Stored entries
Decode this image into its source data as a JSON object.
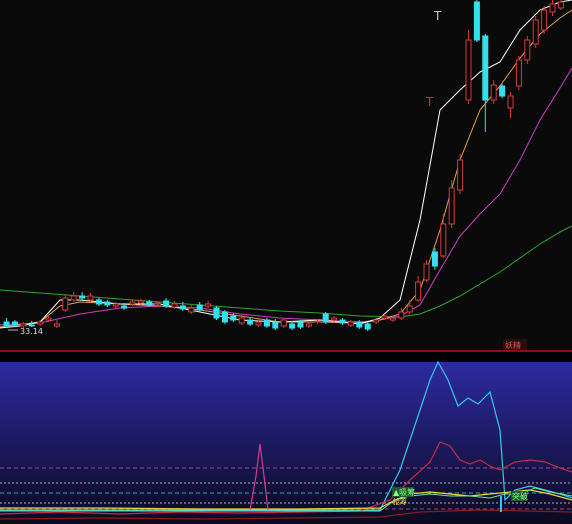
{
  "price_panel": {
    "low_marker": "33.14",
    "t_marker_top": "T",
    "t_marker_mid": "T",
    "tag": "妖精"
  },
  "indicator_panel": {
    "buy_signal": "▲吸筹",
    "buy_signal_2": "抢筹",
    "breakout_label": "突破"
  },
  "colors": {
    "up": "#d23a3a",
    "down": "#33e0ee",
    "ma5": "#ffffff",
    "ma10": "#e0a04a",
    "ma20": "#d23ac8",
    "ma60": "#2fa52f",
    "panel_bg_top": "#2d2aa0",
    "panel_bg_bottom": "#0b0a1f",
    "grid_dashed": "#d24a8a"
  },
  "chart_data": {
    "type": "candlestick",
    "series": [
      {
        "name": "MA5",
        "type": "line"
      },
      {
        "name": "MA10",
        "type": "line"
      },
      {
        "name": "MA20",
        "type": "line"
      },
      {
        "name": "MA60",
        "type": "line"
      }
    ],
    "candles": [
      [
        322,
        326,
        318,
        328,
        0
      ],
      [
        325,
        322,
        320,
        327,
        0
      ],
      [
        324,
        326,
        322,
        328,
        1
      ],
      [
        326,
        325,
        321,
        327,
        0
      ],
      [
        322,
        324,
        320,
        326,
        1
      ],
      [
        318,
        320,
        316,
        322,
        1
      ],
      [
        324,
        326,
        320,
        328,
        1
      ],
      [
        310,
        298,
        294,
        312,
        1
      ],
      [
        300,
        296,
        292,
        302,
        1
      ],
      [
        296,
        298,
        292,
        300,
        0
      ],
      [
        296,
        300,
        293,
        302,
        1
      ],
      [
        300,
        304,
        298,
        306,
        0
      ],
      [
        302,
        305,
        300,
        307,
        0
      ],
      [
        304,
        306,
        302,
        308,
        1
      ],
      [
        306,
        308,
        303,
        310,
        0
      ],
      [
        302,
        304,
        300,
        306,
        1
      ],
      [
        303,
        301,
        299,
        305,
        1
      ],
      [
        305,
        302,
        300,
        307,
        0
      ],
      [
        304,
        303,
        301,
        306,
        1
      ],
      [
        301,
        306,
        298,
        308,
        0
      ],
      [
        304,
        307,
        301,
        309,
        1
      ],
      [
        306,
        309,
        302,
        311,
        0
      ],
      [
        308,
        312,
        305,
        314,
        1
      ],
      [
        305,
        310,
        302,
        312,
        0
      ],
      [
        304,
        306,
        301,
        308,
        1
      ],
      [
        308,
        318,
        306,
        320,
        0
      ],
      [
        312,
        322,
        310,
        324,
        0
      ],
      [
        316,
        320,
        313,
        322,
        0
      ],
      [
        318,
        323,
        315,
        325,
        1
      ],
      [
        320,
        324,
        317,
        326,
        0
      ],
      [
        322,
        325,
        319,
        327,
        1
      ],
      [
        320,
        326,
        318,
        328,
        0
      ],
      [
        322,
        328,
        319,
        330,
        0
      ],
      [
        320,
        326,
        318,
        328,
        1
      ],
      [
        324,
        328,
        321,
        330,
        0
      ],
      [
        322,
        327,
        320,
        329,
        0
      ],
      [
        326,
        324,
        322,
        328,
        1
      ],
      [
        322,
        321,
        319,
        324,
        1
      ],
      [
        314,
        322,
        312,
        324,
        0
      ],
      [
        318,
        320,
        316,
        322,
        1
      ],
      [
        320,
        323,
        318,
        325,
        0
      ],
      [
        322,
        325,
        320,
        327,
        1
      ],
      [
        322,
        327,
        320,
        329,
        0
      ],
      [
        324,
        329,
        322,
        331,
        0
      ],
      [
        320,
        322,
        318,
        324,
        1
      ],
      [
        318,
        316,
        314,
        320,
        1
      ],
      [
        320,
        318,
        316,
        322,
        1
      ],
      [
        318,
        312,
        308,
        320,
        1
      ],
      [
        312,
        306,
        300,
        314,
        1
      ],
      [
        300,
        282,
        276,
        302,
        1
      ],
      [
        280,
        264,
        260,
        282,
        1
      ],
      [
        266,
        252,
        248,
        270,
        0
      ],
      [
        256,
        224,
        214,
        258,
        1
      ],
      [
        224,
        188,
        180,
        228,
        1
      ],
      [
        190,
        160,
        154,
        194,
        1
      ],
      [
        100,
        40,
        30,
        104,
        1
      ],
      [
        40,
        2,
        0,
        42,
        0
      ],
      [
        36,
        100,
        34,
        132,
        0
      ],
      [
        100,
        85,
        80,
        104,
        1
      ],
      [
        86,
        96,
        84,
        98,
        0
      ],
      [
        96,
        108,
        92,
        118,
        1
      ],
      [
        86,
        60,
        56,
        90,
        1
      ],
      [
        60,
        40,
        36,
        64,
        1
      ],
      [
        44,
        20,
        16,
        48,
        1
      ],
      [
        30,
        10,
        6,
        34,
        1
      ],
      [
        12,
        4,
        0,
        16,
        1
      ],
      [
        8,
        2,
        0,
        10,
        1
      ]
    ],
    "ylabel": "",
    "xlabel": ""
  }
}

--

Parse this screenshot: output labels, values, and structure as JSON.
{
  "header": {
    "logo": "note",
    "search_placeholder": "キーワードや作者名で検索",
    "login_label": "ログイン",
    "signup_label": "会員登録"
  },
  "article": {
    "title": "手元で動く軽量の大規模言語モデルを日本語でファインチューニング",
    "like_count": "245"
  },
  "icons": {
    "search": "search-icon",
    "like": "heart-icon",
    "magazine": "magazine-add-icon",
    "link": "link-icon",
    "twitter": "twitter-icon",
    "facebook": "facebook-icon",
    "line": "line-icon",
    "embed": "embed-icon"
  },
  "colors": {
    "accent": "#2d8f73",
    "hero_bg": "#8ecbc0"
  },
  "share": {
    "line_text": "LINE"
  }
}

Challenge | Identify each line in the entries with the word "JSON" and copy it.

Answer to the exercise |
Decode this image into its source data as a JSON object.
Parse this screenshot: output labels, values, and structure as JSON.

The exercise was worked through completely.